━━━ Provided data
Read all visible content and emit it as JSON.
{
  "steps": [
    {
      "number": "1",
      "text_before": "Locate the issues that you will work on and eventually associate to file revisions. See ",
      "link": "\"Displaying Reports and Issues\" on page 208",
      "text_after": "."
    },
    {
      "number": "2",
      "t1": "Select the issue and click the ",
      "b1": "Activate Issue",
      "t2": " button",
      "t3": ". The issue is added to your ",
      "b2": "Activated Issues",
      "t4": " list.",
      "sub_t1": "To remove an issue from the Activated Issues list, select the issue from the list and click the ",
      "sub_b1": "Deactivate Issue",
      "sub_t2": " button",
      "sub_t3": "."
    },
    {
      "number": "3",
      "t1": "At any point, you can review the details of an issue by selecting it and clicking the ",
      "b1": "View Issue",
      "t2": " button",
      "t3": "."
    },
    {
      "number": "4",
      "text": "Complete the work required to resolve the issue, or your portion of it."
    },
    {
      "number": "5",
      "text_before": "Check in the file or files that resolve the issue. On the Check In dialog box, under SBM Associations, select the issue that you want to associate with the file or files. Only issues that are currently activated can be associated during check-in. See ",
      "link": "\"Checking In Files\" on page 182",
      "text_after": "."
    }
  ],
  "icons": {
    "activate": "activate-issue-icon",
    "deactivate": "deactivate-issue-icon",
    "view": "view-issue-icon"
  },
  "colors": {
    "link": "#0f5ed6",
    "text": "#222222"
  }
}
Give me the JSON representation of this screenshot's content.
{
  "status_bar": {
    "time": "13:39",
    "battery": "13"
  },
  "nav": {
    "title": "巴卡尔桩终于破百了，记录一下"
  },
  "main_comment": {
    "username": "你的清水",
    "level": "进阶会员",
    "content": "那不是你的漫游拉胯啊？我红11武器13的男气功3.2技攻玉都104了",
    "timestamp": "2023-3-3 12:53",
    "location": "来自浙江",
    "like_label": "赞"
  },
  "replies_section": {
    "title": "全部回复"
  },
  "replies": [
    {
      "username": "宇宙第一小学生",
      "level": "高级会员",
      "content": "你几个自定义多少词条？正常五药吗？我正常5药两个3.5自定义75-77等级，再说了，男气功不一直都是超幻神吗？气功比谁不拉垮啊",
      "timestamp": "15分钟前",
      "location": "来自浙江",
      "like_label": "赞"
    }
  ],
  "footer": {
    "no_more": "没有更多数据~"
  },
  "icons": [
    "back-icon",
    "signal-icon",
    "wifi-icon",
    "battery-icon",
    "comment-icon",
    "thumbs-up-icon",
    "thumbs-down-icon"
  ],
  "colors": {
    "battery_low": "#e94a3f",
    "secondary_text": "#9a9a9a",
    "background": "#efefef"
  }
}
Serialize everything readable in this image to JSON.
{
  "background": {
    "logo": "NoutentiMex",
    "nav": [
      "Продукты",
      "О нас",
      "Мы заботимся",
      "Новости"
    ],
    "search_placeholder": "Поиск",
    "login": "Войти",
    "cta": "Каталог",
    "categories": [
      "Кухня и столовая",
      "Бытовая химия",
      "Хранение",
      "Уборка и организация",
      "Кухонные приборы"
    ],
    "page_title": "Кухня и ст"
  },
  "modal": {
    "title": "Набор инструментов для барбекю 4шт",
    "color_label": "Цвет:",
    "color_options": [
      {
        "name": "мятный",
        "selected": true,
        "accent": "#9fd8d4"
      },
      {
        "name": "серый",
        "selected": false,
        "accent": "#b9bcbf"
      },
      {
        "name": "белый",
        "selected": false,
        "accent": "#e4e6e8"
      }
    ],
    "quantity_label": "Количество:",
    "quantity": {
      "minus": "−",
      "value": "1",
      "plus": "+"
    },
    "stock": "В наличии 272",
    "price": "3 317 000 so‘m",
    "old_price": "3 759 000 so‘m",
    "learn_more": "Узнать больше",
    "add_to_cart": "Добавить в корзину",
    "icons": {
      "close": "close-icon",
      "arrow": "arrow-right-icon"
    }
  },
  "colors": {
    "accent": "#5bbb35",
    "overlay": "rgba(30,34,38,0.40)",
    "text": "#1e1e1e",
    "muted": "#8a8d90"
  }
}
━━━━━━
**Description of the task**. Give the complete listing a second time, exactly as it reads.

**Problem solution**.
Read all visible content and emit it as JSON.
{
  "steps": [
    {
      "number": "1",
      "text_before": "Locate the issues that you will work on and eventually associate to file revisions. See ",
      "link": "\"Displaying Reports and Issues\" on page 208",
      "text_after": "."
    },
    {
      "number": "2",
      "t1": "Select the issue and click the ",
      "b1": "Activate Issue",
      "t2": " button",
      "t3": ". The issue is added to your ",
      "b2": "Activated Issues",
      "t4": " list.",
      "sub_t1": "To remove an issue from the Activated Issues list, select the issue from the list and click the ",
      "sub_b1": "Deactivate Issue",
      "sub_t2": " button",
      "sub_t3": "."
    },
    {
      "number": "3",
      "t1": "At any point, you can review the details of an issue by selecting it and clicking the ",
      "b1": "View Issue",
      "t2": " button",
      "t3": "."
    },
    {
      "number": "4",
      "text": "Complete the work required to resolve the issue, or your portion of it."
    },
    {
      "number": "5",
      "text_before": "Check in the file or files that resolve the issue. On the Check In dialog box, under SBM Associations, select the issue that you want to associate with the file or files. Only issues that are currently activated can be associated during check-in. See ",
      "link": "\"Checking In Files\" on page 182",
      "text_after": "."
    }
  ],
  "icons": {
    "activate": "activate-issue-icon",
    "deactivate": "deactivate-issue-icon",
    "view": "view-issue-icon"
  },
  "colors": {
    "link": "#0f5ed6",
    "text": "#222222"
  }
}
Give me the JSON representation of this screenshot's content.
{
  "status_bar": {
    "time": "13:39",
    "battery": "13"
  },
  "nav": {
    "title": "巴卡尔桩终于破百了，记录一下"
  },
  "main_comment": {
    "username": "你的清水",
    "level": "进阶会员",
    "content": "那不是你的漫游拉胯啊？我红11武器13的男气功3.2技攻玉都104了",
    "timestamp": "2023-3-3 12:53",
    "location": "来自浙江",
    "like_label": "赞"
  },
  "replies_section": {
    "title": "全部回复"
  },
  "replies": [
    {
      "username": "宇宙第一小学生",
      "level": "高级会员",
      "content": "你几个自定义多少词条？正常五药吗？我正常5药两个3.5自定义75-77等级，再说了，男气功不一直都是超幻神吗？气功比谁不拉垮啊",
      "timestamp": "15分钟前",
      "location": "来自浙江",
      "like_label": "赞"
    }
  ],
  "footer": {
    "no_more": "没有更多数据~"
  },
  "icons": [
    "back-icon",
    "signal-icon",
    "wifi-icon",
    "battery-icon",
    "comment-icon",
    "thumbs-up-icon",
    "thumbs-down-icon"
  ],
  "colors": {
    "battery_low": "#e94a3f",
    "secondary_text": "#9a9a9a",
    "background": "#efefef"
  }
}
Serialize everything readable in this image to JSON.
{
  "background": {
    "logo": "NoutentiMex",
    "nav": [
      "Продукты",
      "О нас",
      "Мы заботимся",
      "Новости"
    ],
    "search_placeholder": "Поиск",
    "login": "Войти",
    "cta": "Каталог",
    "categories": [
      "Кухня и столовая",
      "Бытовая химия",
      "Хранение",
      "Уборка и организация",
      "Кухонные приборы"
    ],
    "page_title": "Кухня и ст"
  },
  "modal": {
    "title": "Набор инструментов для барбекю 4шт",
    "color_label": "Цвет:",
    "color_options": [
      {
        "name": "мятный",
        "selected": true,
        "accent": "#9fd8d4"
      },
      {
        "name": "серый",
        "selected": false,
        "accent": "#b9bcbf"
      },
      {
        "name": "белый",
        "selected": false,
        "accent": "#e4e6e8"
      }
    ],
    "quantity_label": "Количество:",
    "quantity": {
      "minus": "−",
      "value": "1",
      "plus": "+"
    },
    "stock": "В наличии 272",
    "price": "3 317 000 so‘m",
    "old_price": "3 759 000 so‘m",
    "learn_more": "Узнать больше",
    "add_to_cart": "Добавить в корзину",
    "icons": {
      "close": "close-icon",
      "arrow": "arrow-right-icon"
    }
  },
  "colors": {
    "accent": "#5bbb35",
    "overlay": "rgba(30,34,38,0.40)",
    "text": "#1e1e1e",
    "muted": "#8a8d90"
  }
}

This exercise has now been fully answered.